[Records from a collection of figures]

>> start

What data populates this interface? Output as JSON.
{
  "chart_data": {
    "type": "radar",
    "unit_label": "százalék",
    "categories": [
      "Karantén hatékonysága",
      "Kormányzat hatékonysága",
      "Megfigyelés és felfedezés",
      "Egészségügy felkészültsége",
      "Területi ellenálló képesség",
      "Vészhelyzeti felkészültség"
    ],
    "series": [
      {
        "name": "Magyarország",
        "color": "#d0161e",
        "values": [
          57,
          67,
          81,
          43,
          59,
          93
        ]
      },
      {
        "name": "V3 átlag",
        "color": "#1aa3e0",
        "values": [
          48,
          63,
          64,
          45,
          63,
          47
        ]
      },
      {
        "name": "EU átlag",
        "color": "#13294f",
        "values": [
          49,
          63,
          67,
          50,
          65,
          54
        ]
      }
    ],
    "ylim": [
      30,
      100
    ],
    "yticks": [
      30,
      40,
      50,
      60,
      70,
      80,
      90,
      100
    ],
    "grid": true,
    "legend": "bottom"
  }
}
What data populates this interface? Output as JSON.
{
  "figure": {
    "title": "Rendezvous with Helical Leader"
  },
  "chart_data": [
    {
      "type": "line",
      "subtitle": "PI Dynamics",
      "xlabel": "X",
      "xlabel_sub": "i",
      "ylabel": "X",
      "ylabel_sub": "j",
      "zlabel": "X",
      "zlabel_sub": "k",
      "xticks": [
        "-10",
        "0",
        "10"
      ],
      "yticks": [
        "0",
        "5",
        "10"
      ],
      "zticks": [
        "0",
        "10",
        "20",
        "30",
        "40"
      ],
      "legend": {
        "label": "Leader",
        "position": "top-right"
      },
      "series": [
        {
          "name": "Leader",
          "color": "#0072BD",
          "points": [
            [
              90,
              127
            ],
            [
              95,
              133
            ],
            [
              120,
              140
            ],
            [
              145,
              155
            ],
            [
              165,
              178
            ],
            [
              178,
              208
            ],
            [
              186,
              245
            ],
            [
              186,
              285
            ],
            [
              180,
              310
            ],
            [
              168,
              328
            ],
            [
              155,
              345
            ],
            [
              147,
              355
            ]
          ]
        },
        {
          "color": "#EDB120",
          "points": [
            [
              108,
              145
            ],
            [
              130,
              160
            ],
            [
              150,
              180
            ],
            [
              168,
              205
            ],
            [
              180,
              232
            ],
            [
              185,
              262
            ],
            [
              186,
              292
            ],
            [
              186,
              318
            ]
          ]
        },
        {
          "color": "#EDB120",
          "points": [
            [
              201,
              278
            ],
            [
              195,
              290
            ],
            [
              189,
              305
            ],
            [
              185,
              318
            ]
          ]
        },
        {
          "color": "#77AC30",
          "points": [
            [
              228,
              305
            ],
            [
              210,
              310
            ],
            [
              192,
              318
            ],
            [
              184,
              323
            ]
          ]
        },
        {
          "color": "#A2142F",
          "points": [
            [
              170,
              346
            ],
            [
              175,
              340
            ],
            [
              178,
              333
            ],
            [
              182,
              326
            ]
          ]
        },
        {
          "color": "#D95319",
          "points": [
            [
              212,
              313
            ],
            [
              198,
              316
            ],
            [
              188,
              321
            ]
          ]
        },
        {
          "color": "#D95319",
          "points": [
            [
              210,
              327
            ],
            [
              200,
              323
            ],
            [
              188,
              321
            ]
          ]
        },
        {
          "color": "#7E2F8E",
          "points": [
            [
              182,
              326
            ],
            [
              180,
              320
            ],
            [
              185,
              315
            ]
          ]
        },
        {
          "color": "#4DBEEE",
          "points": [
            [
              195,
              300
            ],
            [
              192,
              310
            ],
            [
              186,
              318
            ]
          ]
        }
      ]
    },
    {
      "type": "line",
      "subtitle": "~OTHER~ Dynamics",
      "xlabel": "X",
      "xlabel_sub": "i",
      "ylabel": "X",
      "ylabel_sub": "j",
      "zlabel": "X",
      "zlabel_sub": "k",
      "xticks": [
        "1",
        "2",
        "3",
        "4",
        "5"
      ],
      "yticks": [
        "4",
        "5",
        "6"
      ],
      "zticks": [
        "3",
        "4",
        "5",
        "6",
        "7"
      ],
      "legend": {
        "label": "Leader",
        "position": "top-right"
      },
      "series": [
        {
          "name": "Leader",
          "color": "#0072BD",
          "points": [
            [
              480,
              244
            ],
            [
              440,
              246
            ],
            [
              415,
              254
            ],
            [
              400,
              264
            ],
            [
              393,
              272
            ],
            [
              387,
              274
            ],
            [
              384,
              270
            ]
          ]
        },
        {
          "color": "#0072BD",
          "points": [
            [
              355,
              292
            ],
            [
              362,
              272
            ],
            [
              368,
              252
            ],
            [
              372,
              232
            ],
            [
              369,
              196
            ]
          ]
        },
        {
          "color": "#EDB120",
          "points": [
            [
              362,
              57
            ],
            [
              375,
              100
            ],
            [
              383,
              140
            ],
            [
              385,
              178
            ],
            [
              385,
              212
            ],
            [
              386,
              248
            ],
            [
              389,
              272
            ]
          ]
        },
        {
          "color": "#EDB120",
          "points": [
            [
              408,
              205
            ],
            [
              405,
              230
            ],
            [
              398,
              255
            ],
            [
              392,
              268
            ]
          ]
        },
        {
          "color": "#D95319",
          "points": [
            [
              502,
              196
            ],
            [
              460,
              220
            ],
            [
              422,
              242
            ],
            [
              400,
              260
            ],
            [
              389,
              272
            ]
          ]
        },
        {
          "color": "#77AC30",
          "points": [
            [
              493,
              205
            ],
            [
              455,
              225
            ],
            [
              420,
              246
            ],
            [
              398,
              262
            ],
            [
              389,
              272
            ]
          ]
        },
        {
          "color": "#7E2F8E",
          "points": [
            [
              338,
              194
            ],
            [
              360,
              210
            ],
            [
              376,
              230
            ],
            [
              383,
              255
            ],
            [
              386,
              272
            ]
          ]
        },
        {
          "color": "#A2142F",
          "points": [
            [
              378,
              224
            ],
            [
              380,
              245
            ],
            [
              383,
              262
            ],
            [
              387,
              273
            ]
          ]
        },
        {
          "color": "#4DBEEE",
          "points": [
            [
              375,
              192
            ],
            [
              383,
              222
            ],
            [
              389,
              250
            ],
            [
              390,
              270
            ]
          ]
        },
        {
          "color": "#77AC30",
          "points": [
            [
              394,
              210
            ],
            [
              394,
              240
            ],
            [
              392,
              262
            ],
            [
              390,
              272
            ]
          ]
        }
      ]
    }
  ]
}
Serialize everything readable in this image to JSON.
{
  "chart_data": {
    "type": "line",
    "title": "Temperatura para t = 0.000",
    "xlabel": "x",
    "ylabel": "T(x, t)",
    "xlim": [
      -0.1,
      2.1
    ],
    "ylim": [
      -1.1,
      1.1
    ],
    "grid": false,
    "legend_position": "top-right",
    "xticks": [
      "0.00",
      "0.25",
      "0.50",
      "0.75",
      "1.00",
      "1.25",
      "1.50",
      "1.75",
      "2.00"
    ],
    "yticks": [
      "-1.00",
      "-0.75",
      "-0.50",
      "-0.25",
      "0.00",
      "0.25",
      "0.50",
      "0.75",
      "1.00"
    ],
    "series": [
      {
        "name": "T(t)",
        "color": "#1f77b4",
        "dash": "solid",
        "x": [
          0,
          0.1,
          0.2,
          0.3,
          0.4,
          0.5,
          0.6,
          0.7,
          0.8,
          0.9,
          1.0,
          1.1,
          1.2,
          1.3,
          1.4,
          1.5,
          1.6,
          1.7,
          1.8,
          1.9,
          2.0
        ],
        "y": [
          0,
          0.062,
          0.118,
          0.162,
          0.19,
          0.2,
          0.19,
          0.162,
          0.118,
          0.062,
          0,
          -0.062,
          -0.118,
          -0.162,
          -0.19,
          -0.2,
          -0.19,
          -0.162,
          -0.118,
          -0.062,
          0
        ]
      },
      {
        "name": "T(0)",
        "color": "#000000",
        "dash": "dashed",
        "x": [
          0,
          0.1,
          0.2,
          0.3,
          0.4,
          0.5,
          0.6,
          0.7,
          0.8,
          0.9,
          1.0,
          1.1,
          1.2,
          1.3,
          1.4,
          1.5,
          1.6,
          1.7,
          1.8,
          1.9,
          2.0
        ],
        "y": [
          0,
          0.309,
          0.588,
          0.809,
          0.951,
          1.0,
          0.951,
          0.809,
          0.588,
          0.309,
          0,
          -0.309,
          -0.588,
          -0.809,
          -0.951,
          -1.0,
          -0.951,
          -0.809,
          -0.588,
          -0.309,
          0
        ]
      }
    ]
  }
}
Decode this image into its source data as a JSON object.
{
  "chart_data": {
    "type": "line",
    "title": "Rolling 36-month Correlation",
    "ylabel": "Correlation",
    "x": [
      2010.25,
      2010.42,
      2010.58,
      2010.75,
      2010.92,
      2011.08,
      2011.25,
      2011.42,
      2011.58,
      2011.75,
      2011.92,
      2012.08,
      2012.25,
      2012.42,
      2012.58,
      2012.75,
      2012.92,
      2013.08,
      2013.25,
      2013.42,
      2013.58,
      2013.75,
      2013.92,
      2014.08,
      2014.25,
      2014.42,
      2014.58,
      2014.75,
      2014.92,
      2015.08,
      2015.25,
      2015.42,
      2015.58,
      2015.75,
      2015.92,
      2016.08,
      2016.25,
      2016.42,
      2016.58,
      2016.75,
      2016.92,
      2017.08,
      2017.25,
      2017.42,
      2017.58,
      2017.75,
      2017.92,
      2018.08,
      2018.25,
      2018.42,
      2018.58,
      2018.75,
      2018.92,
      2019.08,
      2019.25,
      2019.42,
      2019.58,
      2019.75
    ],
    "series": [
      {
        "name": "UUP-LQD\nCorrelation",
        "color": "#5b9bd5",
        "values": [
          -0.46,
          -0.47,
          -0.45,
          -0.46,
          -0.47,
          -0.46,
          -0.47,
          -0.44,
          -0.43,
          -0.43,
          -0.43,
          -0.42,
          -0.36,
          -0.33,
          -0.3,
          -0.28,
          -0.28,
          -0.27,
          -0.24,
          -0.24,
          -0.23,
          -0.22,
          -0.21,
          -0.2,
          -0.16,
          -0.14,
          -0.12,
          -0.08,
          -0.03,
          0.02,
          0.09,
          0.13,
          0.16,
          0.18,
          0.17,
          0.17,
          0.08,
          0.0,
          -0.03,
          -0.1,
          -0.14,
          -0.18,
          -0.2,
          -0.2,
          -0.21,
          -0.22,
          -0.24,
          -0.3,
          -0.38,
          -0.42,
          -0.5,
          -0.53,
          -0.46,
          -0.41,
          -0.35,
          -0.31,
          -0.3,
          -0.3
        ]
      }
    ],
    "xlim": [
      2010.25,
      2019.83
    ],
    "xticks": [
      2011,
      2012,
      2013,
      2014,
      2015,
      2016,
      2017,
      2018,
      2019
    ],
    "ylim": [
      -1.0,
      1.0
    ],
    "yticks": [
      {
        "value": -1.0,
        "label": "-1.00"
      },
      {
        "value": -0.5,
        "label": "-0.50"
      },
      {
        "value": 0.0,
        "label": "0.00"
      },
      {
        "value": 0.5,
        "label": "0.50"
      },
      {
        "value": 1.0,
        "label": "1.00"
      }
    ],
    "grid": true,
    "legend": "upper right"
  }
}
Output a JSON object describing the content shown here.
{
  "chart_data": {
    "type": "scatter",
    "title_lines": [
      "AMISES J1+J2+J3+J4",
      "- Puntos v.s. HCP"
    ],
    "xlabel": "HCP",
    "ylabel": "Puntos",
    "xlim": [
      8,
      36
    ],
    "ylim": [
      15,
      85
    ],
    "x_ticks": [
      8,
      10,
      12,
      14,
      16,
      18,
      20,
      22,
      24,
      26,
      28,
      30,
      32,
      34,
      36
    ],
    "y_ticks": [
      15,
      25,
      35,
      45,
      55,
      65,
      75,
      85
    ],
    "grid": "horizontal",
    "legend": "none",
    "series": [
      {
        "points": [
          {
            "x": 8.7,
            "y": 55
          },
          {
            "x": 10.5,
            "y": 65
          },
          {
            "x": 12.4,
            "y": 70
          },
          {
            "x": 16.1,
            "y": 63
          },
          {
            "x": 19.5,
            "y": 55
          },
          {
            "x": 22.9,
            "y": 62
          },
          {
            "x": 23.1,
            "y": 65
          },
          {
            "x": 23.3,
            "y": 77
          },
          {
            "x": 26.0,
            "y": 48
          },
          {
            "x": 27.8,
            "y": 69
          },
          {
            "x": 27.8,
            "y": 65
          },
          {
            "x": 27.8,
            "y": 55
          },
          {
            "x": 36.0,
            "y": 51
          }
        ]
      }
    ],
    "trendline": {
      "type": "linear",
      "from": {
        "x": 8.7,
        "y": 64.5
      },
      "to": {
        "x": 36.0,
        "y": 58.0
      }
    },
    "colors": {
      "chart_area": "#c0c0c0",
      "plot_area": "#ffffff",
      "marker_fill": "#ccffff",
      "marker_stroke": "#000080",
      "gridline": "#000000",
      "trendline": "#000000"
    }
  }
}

>> end

Check each line above for the string "Dynamics", then copy the ones that have it.

      "subtitle": "PI Dynamics",
      "subtitle": "~OTHER~ Dynamics",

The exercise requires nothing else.